**** Data to process ****
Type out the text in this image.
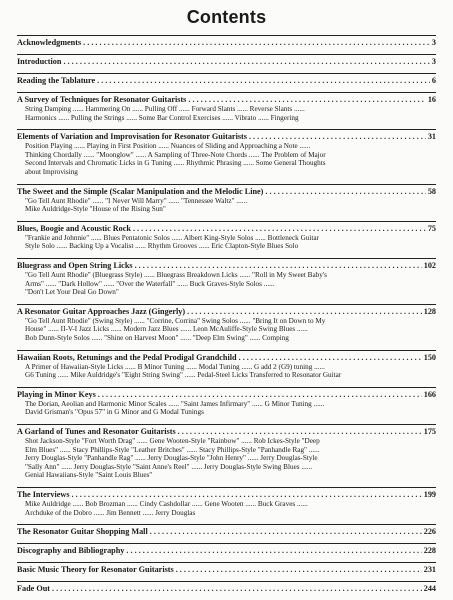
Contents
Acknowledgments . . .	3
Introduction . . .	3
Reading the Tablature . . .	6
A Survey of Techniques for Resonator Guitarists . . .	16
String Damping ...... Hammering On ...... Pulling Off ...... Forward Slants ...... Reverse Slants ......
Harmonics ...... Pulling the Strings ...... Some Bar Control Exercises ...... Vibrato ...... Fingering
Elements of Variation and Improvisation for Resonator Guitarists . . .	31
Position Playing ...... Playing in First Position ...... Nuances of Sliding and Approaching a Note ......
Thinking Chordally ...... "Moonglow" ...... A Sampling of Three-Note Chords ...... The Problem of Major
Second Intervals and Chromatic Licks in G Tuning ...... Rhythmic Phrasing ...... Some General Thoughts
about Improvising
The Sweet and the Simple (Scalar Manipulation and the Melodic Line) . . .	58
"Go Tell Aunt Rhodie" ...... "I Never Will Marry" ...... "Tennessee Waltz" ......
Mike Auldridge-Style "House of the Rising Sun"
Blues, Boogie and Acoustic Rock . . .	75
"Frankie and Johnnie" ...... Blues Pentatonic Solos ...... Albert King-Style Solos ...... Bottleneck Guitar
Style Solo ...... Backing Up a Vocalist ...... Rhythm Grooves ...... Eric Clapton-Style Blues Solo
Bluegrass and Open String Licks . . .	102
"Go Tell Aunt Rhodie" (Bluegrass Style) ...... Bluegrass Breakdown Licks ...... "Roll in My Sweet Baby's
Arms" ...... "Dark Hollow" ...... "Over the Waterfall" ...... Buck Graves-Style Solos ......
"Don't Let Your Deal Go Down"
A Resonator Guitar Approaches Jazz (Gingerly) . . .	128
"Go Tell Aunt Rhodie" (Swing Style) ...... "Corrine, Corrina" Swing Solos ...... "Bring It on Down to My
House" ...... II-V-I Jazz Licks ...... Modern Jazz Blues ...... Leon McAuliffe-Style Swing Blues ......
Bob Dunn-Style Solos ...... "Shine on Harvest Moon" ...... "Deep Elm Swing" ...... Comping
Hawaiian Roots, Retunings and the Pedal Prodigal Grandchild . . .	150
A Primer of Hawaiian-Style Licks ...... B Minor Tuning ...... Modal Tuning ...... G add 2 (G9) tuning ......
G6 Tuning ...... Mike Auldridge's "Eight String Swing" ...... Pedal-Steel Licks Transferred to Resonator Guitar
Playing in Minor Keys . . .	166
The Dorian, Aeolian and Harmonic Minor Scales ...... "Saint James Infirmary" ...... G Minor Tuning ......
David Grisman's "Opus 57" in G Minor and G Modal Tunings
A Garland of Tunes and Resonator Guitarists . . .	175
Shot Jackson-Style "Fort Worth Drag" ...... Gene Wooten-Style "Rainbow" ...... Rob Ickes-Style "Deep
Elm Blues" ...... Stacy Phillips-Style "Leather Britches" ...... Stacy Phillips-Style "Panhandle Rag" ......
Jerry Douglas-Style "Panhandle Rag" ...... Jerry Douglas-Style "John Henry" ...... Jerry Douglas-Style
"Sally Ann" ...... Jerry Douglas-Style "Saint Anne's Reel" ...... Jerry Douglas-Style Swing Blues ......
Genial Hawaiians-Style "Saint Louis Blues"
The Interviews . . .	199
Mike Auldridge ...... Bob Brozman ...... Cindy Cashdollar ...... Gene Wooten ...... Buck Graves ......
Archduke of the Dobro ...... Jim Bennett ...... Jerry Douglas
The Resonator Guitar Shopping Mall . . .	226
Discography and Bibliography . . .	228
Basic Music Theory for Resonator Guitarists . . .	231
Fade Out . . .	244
****
**** Data to process ****
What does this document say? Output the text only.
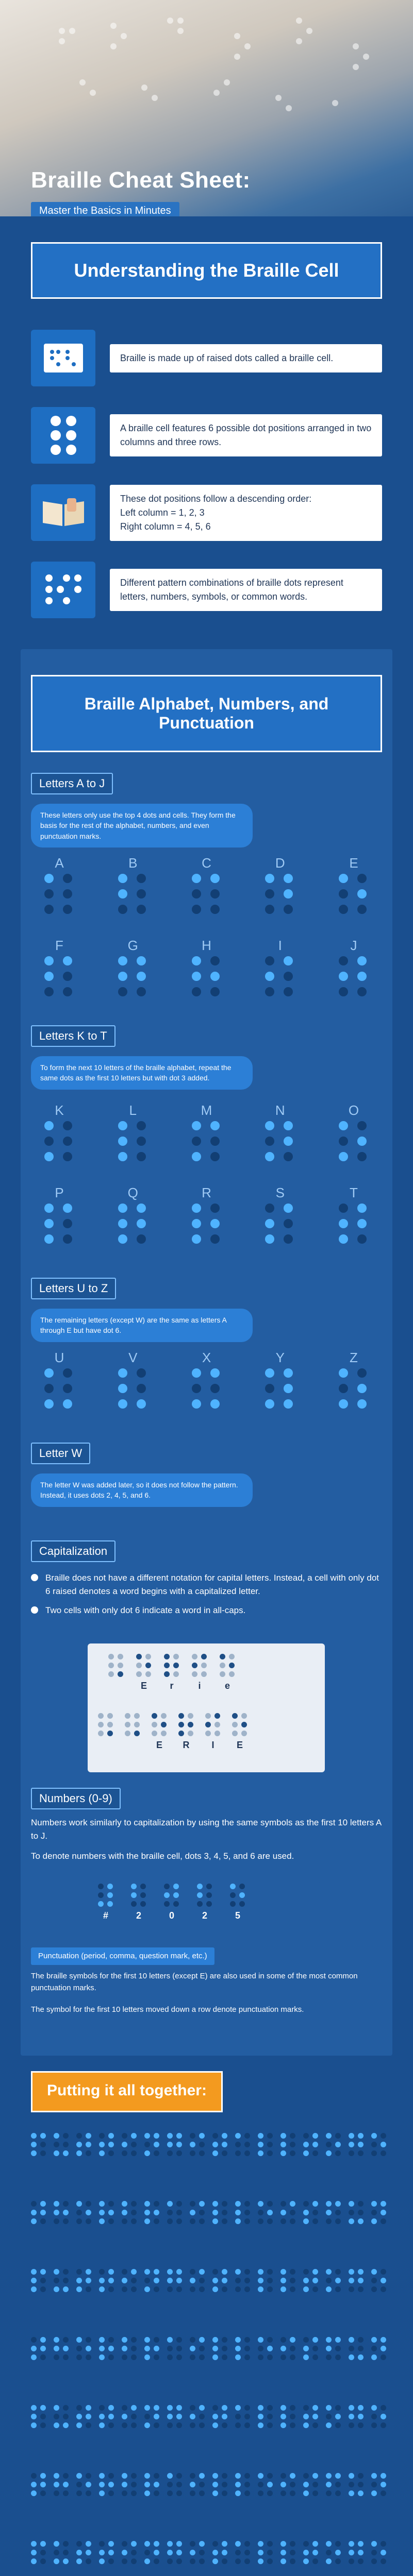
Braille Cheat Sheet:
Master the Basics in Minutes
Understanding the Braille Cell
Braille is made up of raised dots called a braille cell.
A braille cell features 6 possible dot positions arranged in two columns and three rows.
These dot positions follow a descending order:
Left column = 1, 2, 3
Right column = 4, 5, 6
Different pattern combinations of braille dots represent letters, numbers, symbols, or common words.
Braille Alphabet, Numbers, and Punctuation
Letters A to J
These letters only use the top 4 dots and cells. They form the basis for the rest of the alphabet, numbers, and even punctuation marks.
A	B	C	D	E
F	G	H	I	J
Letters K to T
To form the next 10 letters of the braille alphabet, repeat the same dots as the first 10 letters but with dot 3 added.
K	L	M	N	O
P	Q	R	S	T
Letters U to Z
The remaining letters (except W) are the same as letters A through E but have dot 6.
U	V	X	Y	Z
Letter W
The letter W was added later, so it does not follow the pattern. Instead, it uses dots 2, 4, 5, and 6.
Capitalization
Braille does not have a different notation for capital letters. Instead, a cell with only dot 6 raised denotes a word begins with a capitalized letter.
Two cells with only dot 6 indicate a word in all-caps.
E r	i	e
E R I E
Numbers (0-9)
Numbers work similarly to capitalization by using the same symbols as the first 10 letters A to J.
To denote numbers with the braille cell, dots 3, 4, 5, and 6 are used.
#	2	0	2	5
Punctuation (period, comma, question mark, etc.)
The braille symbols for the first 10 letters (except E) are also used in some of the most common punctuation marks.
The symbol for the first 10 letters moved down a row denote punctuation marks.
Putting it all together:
****
**** Data to process ****
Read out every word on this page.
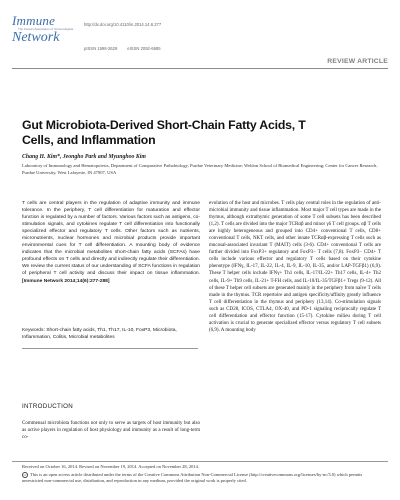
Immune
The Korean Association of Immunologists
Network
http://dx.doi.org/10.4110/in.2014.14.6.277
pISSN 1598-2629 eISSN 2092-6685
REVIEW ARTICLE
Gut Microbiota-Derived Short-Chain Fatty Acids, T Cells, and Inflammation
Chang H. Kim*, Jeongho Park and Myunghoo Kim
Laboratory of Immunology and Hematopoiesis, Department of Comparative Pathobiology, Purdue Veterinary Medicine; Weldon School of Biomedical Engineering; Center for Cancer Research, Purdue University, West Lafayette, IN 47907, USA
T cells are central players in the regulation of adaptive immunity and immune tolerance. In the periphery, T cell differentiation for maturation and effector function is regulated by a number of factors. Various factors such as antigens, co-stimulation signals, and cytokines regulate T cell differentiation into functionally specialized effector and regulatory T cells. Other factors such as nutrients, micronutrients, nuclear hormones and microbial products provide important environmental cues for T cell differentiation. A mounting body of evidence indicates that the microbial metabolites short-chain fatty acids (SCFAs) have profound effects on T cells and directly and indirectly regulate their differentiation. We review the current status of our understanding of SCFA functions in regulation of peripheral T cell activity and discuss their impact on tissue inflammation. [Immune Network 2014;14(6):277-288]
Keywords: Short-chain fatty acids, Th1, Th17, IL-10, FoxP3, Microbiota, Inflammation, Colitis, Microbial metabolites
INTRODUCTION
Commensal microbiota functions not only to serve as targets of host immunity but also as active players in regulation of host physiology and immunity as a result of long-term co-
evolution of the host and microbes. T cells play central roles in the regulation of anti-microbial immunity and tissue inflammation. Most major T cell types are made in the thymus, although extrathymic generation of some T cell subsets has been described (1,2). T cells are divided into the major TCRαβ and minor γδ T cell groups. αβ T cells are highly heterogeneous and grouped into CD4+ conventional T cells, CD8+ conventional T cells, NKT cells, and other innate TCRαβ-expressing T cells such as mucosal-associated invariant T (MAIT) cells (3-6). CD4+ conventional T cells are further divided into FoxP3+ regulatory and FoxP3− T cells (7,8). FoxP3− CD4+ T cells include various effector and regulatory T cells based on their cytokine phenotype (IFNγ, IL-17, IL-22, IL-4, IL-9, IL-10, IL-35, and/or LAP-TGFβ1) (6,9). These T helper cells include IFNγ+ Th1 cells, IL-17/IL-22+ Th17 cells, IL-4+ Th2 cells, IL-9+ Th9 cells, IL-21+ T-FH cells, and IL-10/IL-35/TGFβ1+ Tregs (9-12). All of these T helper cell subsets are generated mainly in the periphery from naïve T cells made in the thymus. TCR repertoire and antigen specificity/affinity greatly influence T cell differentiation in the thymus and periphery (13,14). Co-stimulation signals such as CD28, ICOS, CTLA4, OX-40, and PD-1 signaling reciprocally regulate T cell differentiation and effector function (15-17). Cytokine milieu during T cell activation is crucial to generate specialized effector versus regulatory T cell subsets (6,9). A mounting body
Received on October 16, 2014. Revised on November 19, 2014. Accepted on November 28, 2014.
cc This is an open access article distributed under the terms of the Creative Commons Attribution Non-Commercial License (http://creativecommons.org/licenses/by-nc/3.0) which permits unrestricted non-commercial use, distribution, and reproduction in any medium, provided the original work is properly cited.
****
In the listing above, find each line with the word "Pedal" and copy it out.

Response for this exercise:
Hawaiian Roots, Retunings and the Pedal Prodigal Grandchild . . .	150
G6 Tuning ...... Mike Auldridge's "Eight String Swing" ...... Pedal-Steel Licks Transferred to Resonator Guitar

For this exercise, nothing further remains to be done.